■ TASK DESCRIPTION: Reproduce each of the lines word for word.

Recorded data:
* START *
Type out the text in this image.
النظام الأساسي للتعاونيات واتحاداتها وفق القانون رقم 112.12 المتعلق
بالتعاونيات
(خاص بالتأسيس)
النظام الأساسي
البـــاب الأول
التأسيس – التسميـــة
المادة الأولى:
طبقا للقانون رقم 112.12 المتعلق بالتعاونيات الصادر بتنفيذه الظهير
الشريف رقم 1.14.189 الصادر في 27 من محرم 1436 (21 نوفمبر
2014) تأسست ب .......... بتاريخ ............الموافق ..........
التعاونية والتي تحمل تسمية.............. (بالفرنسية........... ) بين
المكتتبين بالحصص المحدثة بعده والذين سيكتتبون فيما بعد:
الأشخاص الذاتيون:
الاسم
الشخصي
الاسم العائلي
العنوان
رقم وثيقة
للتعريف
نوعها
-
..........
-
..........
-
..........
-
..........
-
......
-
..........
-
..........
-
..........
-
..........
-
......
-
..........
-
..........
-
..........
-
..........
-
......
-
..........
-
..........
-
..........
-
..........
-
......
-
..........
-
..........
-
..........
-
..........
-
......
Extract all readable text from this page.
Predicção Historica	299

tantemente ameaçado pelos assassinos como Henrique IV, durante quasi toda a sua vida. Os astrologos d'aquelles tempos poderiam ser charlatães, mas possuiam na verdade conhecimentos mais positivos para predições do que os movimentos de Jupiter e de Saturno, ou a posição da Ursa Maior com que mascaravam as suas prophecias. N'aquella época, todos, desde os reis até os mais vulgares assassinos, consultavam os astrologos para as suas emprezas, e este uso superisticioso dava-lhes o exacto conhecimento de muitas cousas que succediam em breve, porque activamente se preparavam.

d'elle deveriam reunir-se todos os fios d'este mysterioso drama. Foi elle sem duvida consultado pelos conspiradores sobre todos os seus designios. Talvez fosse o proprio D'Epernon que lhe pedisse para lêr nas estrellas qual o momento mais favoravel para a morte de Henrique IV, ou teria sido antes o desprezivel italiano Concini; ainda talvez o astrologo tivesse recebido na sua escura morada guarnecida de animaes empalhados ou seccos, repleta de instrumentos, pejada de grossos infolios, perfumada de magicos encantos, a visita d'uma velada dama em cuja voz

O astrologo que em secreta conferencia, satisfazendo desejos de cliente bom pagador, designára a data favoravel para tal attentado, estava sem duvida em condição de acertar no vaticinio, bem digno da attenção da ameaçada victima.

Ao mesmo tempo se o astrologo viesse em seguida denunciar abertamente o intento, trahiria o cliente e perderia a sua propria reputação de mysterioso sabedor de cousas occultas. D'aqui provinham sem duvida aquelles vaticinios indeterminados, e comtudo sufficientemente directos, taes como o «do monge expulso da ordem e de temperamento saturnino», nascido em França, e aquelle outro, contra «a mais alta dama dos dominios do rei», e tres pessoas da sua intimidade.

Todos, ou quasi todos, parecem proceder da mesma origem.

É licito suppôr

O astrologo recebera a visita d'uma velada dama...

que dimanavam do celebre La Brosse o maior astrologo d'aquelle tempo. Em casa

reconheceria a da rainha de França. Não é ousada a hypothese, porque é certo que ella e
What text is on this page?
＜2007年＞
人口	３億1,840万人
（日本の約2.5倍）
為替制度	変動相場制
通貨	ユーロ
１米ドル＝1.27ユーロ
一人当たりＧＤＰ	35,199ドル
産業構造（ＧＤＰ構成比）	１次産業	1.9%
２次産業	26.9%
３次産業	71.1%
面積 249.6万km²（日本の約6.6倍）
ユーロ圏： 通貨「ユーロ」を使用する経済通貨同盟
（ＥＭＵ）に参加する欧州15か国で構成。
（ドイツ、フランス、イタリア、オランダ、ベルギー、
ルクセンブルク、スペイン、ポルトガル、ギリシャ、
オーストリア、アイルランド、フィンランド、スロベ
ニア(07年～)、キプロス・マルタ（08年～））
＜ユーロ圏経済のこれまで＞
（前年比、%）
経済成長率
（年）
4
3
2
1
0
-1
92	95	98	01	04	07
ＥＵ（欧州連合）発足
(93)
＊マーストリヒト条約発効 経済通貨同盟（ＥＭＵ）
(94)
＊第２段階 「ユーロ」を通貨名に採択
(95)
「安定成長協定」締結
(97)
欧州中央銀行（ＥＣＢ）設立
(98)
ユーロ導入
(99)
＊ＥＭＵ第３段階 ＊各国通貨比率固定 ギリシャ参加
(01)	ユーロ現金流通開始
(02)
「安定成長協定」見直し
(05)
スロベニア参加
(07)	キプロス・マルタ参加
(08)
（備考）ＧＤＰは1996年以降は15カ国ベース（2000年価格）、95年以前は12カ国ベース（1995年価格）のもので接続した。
* END *
■ TASK RESPONSE:
Type out the text in this image.
النظام الأساسي للتعاونيات واتحاداتها وفق القانون رقم 112.12 المتعلق
بالتعاونيات
(خاص بالتأسيس)
النظام الأساسي
البـــاب الأول
التأسيس – التسميـــة
المادة الأولى:
طبقا للقانون رقم 112.12 المتعلق بالتعاونيات الصادر بتنفيذه الظهير
الشريف رقم 1.14.189 الصادر في 27 من محرم 1436 (21 نوفمبر
2014) تأسست ب .......... بتاريخ ............الموافق ..........
التعاونية والتي تحمل تسمية.............. (بالفرنسية........... ) بين
المكتتبين بالحصص المحدثة بعده والذين سيكتتبون فيما بعد:
الأشخاص الذاتيون:
الاسم
الشخصي
الاسم العائلي
العنوان
رقم وثيقة
للتعريف
نوعها
-
..........
-
..........
-
..........
-
..........
-
......
-
..........
-
..........
-
..........
-
..........
-
......
-
..........
-
..........
-
..........
-
..........
-
......
-
..........
-
..........
-
..........
-
..........
-
......
-
..........
-
..........
-
..........
-
..........
-
......
Extract all readable text from this page.
Predicção Historica	299

tantemente ameaçado pelos assassinos como Henrique IV, durante quasi toda a sua vida. Os astrologos d'aquelles tempos poderiam ser charlatães, mas possuiam na verdade conhecimentos mais positivos para predições do que os movimentos de Jupiter e de Saturno, ou a posição da Ursa Maior com que mascaravam as suas prophecias. N'aquella época, todos, desde os reis até os mais vulgares assassinos, consultavam os astrologos para as suas emprezas, e este uso superisticioso dava-lhes o exacto conhecimento de muitas cousas que succediam em breve, porque activamente se preparavam.

d'elle deveriam reunir-se todos os fios d'este mysterioso drama. Foi elle sem duvida consultado pelos conspiradores sobre todos os seus designios. Talvez fosse o proprio D'Epernon que lhe pedisse para lêr nas estrellas qual o momento mais favoravel para a morte de Henrique IV, ou teria sido antes o desprezivel italiano Concini; ainda talvez o astrologo tivesse recebido na sua escura morada guarnecida de animaes empalhados ou seccos, repleta de instrumentos, pejada de grossos infolios, perfumada de magicos encantos, a visita d'uma velada dama em cuja voz

O astrologo que em secreta conferencia, satisfazendo desejos de cliente bom pagador, designára a data favoravel para tal attentado, estava sem duvida em condição de acertar no vaticinio, bem digno da attenção da ameaçada victima.

Ao mesmo tempo se o astrologo viesse em seguida denunciar abertamente o intento, trahiria o cliente e perderia a sua propria reputação de mysterioso sabedor de cousas occultas. D'aqui provinham sem duvida aquelles vaticinios indeterminados, e comtudo sufficientemente directos, taes como o «do monge expulso da ordem e de temperamento saturnino», nascido em França, e aquelle outro, contra «a mais alta dama dos dominios do rei», e tres pessoas da sua intimidade.

Todos, ou quasi todos, parecem proceder da mesma origem.

É licito suppôr

O astrologo recebera a visita d'uma velada dama...

que dimanavam do celebre La Brosse o maior astrologo d'aquelle tempo. Em casa

reconheceria a da rainha de França. Não é ousada a hypothese, porque é certo que ella e
What text is on this page?
＜2007年＞
人口	３億1,840万人
（日本の約2.5倍）
為替制度	変動相場制
通貨	ユーロ
１米ドル＝1.27ユーロ
一人当たりＧＤＰ	35,199ドル
産業構造（ＧＤＰ構成比）	１次産業	1.9%
２次産業	26.9%
３次産業	71.1%
面積 249.6万km²（日本の約6.6倍）
ユーロ圏： 通貨「ユーロ」を使用する経済通貨同盟
（ＥＭＵ）に参加する欧州15か国で構成。
（ドイツ、フランス、イタリア、オランダ、ベルギー、
ルクセンブルク、スペイン、ポルトガル、ギリシャ、
オーストリア、アイルランド、フィンランド、スロベ
ニア(07年～)、キプロス・マルタ（08年～））
＜ユーロ圏経済のこれまで＞
（前年比、%）
経済成長率
（年）
4
3
2
1
0
-1
92	95	98	01	04	07
ＥＵ（欧州連合）発足
(93)
＊マーストリヒト条約発効 経済通貨同盟（ＥＭＵ）
(94)
＊第２段階 「ユーロ」を通貨名に採択
(95)
「安定成長協定」締結
(97)
欧州中央銀行（ＥＣＢ）設立
(98)
ユーロ導入
(99)
＊ＥＭＵ第３段階 ＊各国通貨比率固定 ギリシャ参加
(01)	ユーロ現金流通開始
(02)
「安定成長協定」見直し
(05)
スロベニア参加
(07)	キプロス・マルタ参加
(08)
（備考）ＧＤＰは1996年以降は15カ国ベース（2000年価格）、95年以前は12カ国ベース（1995年価格）のもので接続した。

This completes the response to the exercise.